:: Stated goal ::
Every entry that follows should be repeated exactly; drop the images.
########
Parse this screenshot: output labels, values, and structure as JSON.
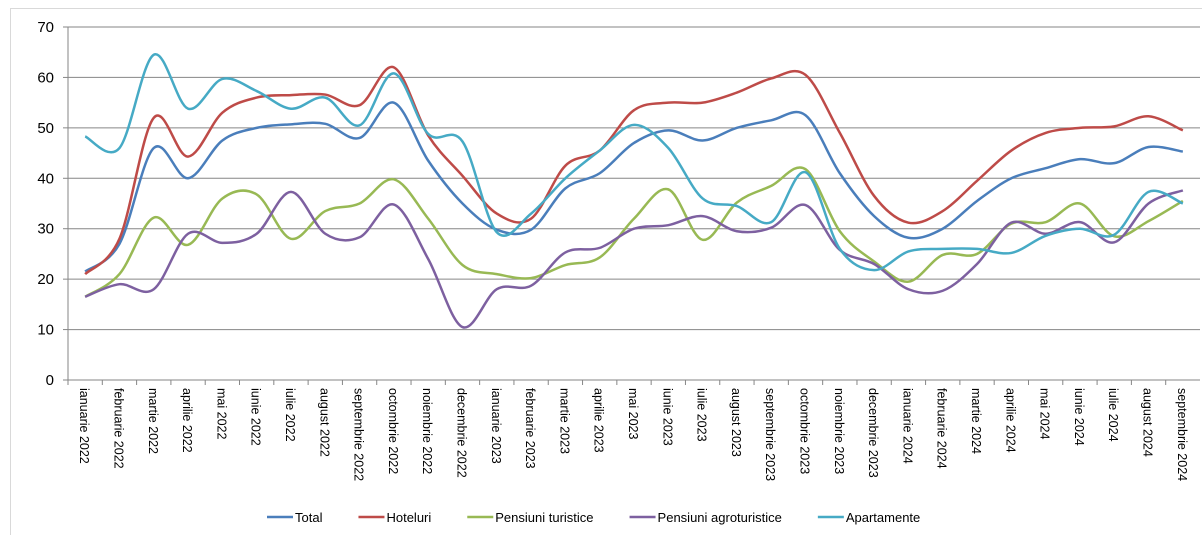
{
  "chart_data": {
    "type": "line",
    "categories": [
      "ianuarie 2022",
      "februarie 2022",
      "martie 2022",
      "aprilie 2022",
      "mai 2022",
      "iunie 2022",
      "iulie 2022",
      "august 2022",
      "septembrie 2022",
      "octombrie 2022",
      "noiembrie 2022",
      "decembrie 2022",
      "ianuarie 2023",
      "februarie 2023",
      "martie 2023",
      "aprilie 2023",
      "mai 2023",
      "iunie 2023",
      "iulie 2023",
      "august 2023",
      "septembrie 2023",
      "octombrie 2023",
      "noiembrie 2023",
      "decembrie 2023",
      "ianuarie 2024",
      "februarie 2024",
      "martie 2024",
      "aprilie 2024",
      "mai 2024",
      "iunie 2024",
      "iulie 2024",
      "august 2024",
      "septembrie 2024"
    ],
    "series": [
      {
        "name": "Total",
        "color": "#4a7ebb",
        "values": [
          21.5,
          27,
          46,
          40,
          47.5,
          50,
          50.7,
          50.8,
          48,
          55,
          43.5,
          35,
          29.8,
          29.8,
          38,
          41,
          47,
          49.5,
          47.5,
          50,
          51.5,
          52.5,
          41,
          32.5,
          28.2,
          30,
          35.5,
          40,
          42,
          43.8,
          43,
          46.2,
          45.3
        ]
      },
      {
        "name": "Hoteluri",
        "color": "#be4b48",
        "values": [
          21,
          28,
          52,
          44.3,
          53,
          56,
          56.5,
          56.6,
          54.5,
          62,
          48.5,
          40.5,
          33,
          32,
          42.5,
          45.5,
          53.5,
          55,
          55,
          57,
          59.8,
          60.5,
          49,
          36.5,
          31.2,
          33.5,
          39.5,
          45.5,
          49,
          50,
          50.3,
          52.3,
          49.5
        ]
      },
      {
        "name": "Pensiuni turistice",
        "color": "#98b954",
        "values": [
          16.5,
          21,
          32.2,
          26.8,
          36,
          36.8,
          28,
          33.5,
          35,
          39.8,
          32,
          22.8,
          21,
          20.2,
          22.8,
          24.3,
          32,
          37.8,
          27.8,
          35.2,
          38.5,
          41.8,
          29.5,
          23.5,
          19.5,
          24.8,
          25,
          31,
          31.3,
          35,
          28.5,
          31.5,
          35.5
        ]
      },
      {
        "name": "Pensiuni agroturistice",
        "color": "#7d60a0",
        "values": [
          16.5,
          19,
          18,
          29,
          27.2,
          29,
          37.3,
          29,
          28.3,
          34.8,
          24,
          10.5,
          18,
          18.7,
          25.3,
          26.2,
          30,
          30.7,
          32.5,
          29.5,
          30.2,
          34.7,
          25.8,
          23,
          18,
          17.7,
          23,
          31.2,
          29,
          31.3,
          27.3,
          35,
          37.6
        ]
      },
      {
        "name": "Apartamente",
        "color": "#46aac5",
        "values": [
          48.3,
          46,
          64.5,
          53.8,
          59.7,
          57.3,
          53.8,
          56,
          50.5,
          60.8,
          48.8,
          47.3,
          29.3,
          33,
          40,
          45.5,
          50.6,
          46,
          36,
          34.5,
          31.3,
          41.2,
          26,
          21.8,
          25.5,
          26,
          26,
          25.2,
          28.6,
          30,
          28.8,
          37.3,
          35
        ]
      }
    ],
    "ylim": [
      0,
      70
    ],
    "yticks": [
      0,
      10,
      20,
      30,
      40,
      50,
      60,
      70
    ],
    "grid": true,
    "legend": "bottom"
  }
}
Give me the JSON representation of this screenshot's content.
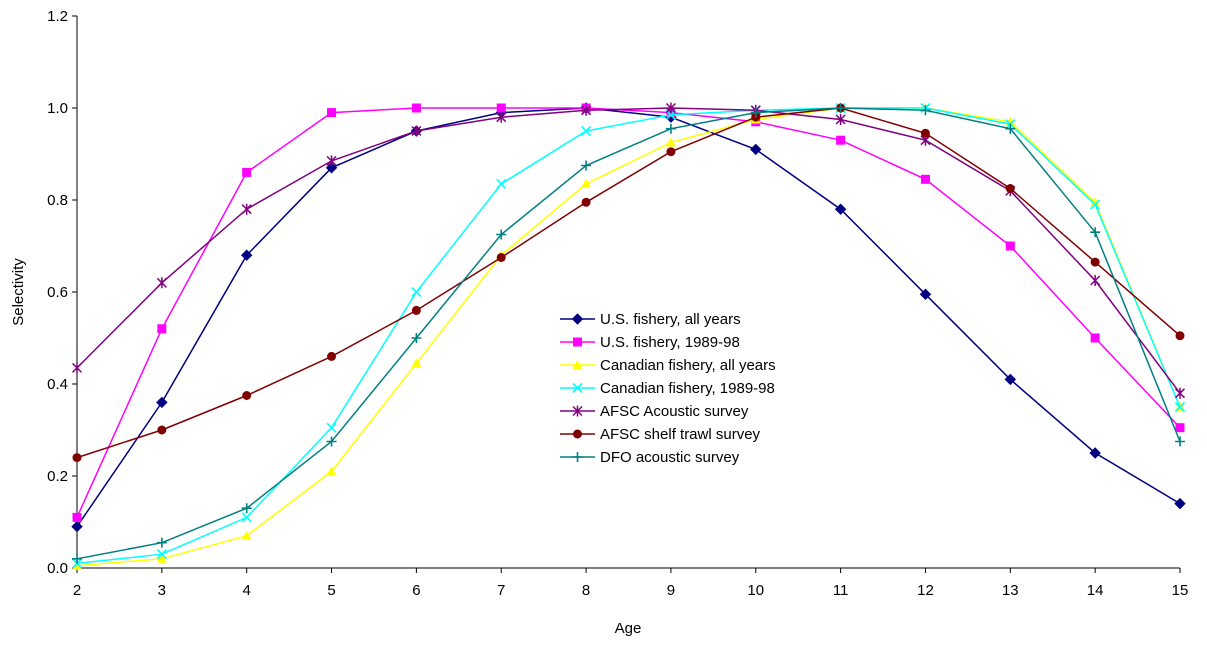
{
  "chart_data": {
    "type": "line",
    "title": "",
    "xlabel": "Age",
    "ylabel": "Selectivity",
    "x": [
      2,
      3,
      4,
      5,
      6,
      7,
      8,
      9,
      10,
      11,
      12,
      13,
      14,
      15
    ],
    "xlim": [
      2,
      15
    ],
    "ylim": [
      0,
      1.2
    ],
    "y_ticks": [
      "0.0",
      "0.2",
      "0.4",
      "0.6",
      "0.8",
      "1.0",
      "1.2"
    ],
    "x_ticks": [
      "2",
      "3",
      "4",
      "5",
      "6",
      "7",
      "8",
      "9",
      "10",
      "11",
      "12",
      "13",
      "14",
      "15"
    ],
    "grid": false,
    "legend_position": "center",
    "series": [
      {
        "name": "U.S. fishery, all years",
        "color": "#000080",
        "marker": "diamond",
        "values": [
          0.09,
          0.36,
          0.68,
          0.87,
          0.95,
          0.99,
          1.0,
          0.98,
          0.91,
          0.78,
          0.595,
          0.41,
          0.25,
          0.14
        ]
      },
      {
        "name": "U.S. fishery, 1989-98",
        "color": "#FF00FF",
        "marker": "square",
        "values": [
          0.11,
          0.52,
          0.86,
          0.99,
          1.0,
          1.0,
          1.0,
          0.99,
          0.97,
          0.93,
          0.845,
          0.7,
          0.5,
          0.305
        ]
      },
      {
        "name": "Canadian fishery, all years",
        "color": "#FFFF00",
        "marker": "triangle",
        "values": [
          0.005,
          0.02,
          0.07,
          0.21,
          0.445,
          0.68,
          0.835,
          0.925,
          0.975,
          1.0,
          1.0,
          0.97,
          0.795,
          0.35
        ]
      },
      {
        "name": "Canadian fishery, 1989-98",
        "color": "#00FFFF",
        "marker": "x",
        "values": [
          0.01,
          0.03,
          0.11,
          0.305,
          0.6,
          0.835,
          0.95,
          0.985,
          0.995,
          1.0,
          1.0,
          0.965,
          0.79,
          0.35
        ]
      },
      {
        "name": "AFSC Acoustic survey",
        "color": "#800080",
        "marker": "star",
        "values": [
          0.435,
          0.62,
          0.78,
          0.885,
          0.95,
          0.98,
          0.995,
          1.0,
          0.995,
          0.975,
          0.93,
          0.82,
          0.625,
          0.38
        ]
      },
      {
        "name": "AFSC shelf trawl survey",
        "color": "#800000",
        "marker": "circle",
        "values": [
          0.24,
          0.3,
          0.375,
          0.46,
          0.56,
          0.675,
          0.795,
          0.905,
          0.98,
          1.0,
          0.945,
          0.825,
          0.665,
          0.505
        ]
      },
      {
        "name": "DFO acoustic survey",
        "color": "#008080",
        "marker": "plus",
        "values": [
          0.02,
          0.055,
          0.13,
          0.275,
          0.5,
          0.725,
          0.875,
          0.955,
          0.99,
          1.0,
          0.995,
          0.955,
          0.73,
          0.275
        ]
      }
    ]
  }
}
########
:: Reply to the exercise ::
Parse this screenshot: output labels, values, and structure as JSON.
{
  "chart_data": {
    "type": "line",
    "categories": [
      "ianuarie 2022",
      "februarie 2022",
      "martie 2022",
      "aprilie 2022",
      "mai 2022",
      "iunie 2022",
      "iulie 2022",
      "august 2022",
      "septembrie 2022",
      "octombrie 2022",
      "noiembrie 2022",
      "decembrie 2022",
      "ianuarie 2023",
      "februarie 2023",
      "martie 2023",
      "aprilie 2023",
      "mai 2023",
      "iunie 2023",
      "iulie 2023",
      "august 2023",
      "septembrie 2023",
      "octombrie 2023",
      "noiembrie 2023",
      "decembrie 2023",
      "ianuarie 2024",
      "februarie 2024",
      "martie 2024",
      "aprilie 2024",
      "mai 2024",
      "iunie 2024",
      "iulie 2024",
      "august 2024",
      "septembrie 2024"
    ],
    "series": [
      {
        "name": "Total",
        "color": "#4a7ebb",
        "values": [
          21.5,
          27,
          46,
          40,
          47.5,
          50,
          50.7,
          50.8,
          48,
          55,
          43.5,
          35,
          29.8,
          29.8,
          38,
          41,
          47,
          49.5,
          47.5,
          50,
          51.5,
          52.5,
          41,
          32.5,
          28.2,
          30,
          35.5,
          40,
          42,
          43.8,
          43,
          46.2,
          45.3
        ]
      },
      {
        "name": "Hoteluri",
        "color": "#be4b48",
        "values": [
          21,
          28,
          52,
          44.3,
          53,
          56,
          56.5,
          56.6,
          54.5,
          62,
          48.5,
          40.5,
          33,
          32,
          42.5,
          45.5,
          53.5,
          55,
          55,
          57,
          59.8,
          60.5,
          49,
          36.5,
          31.2,
          33.5,
          39.5,
          45.5,
          49,
          50,
          50.3,
          52.3,
          49.5
        ]
      },
      {
        "name": "Pensiuni turistice",
        "color": "#98b954",
        "values": [
          16.5,
          21,
          32.2,
          26.8,
          36,
          36.8,
          28,
          33.5,
          35,
          39.8,
          32,
          22.8,
          21,
          20.2,
          22.8,
          24.3,
          32,
          37.8,
          27.8,
          35.2,
          38.5,
          41.8,
          29.5,
          23.5,
          19.5,
          24.8,
          25,
          31,
          31.3,
          35,
          28.5,
          31.5,
          35.5
        ]
      },
      {
        "name": "Pensiuni agroturistice",
        "color": "#7d60a0",
        "values": [
          16.5,
          19,
          18,
          29,
          27.2,
          29,
          37.3,
          29,
          28.3,
          34.8,
          24,
          10.5,
          18,
          18.7,
          25.3,
          26.2,
          30,
          30.7,
          32.5,
          29.5,
          30.2,
          34.7,
          25.8,
          23,
          18,
          17.7,
          23,
          31.2,
          29,
          31.3,
          27.3,
          35,
          37.6
        ]
      },
      {
        "name": "Apartamente",
        "color": "#46aac5",
        "values": [
          48.3,
          46,
          64.5,
          53.8,
          59.7,
          57.3,
          53.8,
          56,
          50.5,
          60.8,
          48.8,
          47.3,
          29.3,
          33,
          40,
          45.5,
          50.6,
          46,
          36,
          34.5,
          31.3,
          41.2,
          26,
          21.8,
          25.5,
          26,
          26,
          25.2,
          28.6,
          30,
          28.8,
          37.3,
          35
        ]
      }
    ],
    "ylim": [
      0,
      70
    ],
    "yticks": [
      0,
      10,
      20,
      30,
      40,
      50,
      60,
      70
    ],
    "grid": true,
    "legend": "bottom"
  }
}
Give me the JSON representation of this screenshot's content.
{
  "chart_data": {
    "type": "line",
    "title": "",
    "xlabel": "Age",
    "ylabel": "Selectivity",
    "x": [
      2,
      3,
      4,
      5,
      6,
      7,
      8,
      9,
      10,
      11,
      12,
      13,
      14,
      15
    ],
    "xlim": [
      2,
      15
    ],
    "ylim": [
      0,
      1.2
    ],
    "y_ticks": [
      "0.0",
      "0.2",
      "0.4",
      "0.6",
      "0.8",
      "1.0",
      "1.2"
    ],
    "x_ticks": [
      "2",
      "3",
      "4",
      "5",
      "6",
      "7",
      "8",
      "9",
      "10",
      "11",
      "12",
      "13",
      "14",
      "15"
    ],
    "grid": false,
    "legend_position": "center",
    "series": [
      {
        "name": "U.S. fishery, all years",
        "color": "#000080",
        "marker": "diamond",
        "values": [
          0.09,
          0.36,
          0.68,
          0.87,
          0.95,
          0.99,
          1.0,
          0.98,
          0.91,
          0.78,
          0.595,
          0.41,
          0.25,
          0.14
        ]
      },
      {
        "name": "U.S. fishery, 1989-98",
        "color": "#FF00FF",
        "marker": "square",
        "values": [
          0.11,
          0.52,
          0.86,
          0.99,
          1.0,
          1.0,
          1.0,
          0.99,
          0.97,
          0.93,
          0.845,
          0.7,
          0.5,
          0.305
        ]
      },
      {
        "name": "Canadian fishery, all years",
        "color": "#FFFF00",
        "marker": "triangle",
        "values": [
          0.005,
          0.02,
          0.07,
          0.21,
          0.445,
          0.68,
          0.835,
          0.925,
          0.975,
          1.0,
          1.0,
          0.97,
          0.795,
          0.35
        ]
      },
      {
        "name": "Canadian fishery, 1989-98",
        "color": "#00FFFF",
        "marker": "x",
        "values": [
          0.01,
          0.03,
          0.11,
          0.305,
          0.6,
          0.835,
          0.95,
          0.985,
          0.995,
          1.0,
          1.0,
          0.965,
          0.79,
          0.35
        ]
      },
      {
        "name": "AFSC Acoustic survey",
        "color": "#800080",
        "marker": "star",
        "values": [
          0.435,
          0.62,
          0.78,
          0.885,
          0.95,
          0.98,
          0.995,
          1.0,
          0.995,
          0.975,
          0.93,
          0.82,
          0.625,
          0.38
        ]
      },
      {
        "name": "AFSC shelf trawl survey",
        "color": "#800000",
        "marker": "circle",
        "values": [
          0.24,
          0.3,
          0.375,
          0.46,
          0.56,
          0.675,
          0.795,
          0.905,
          0.98,
          1.0,
          0.945,
          0.825,
          0.665,
          0.505
        ]
      },
      {
        "name": "DFO acoustic survey",
        "color": "#008080",
        "marker": "plus",
        "values": [
          0.02,
          0.055,
          0.13,
          0.275,
          0.5,
          0.725,
          0.875,
          0.955,
          0.99,
          1.0,
          0.995,
          0.955,
          0.73,
          0.275
        ]
      }
    ]
  }
}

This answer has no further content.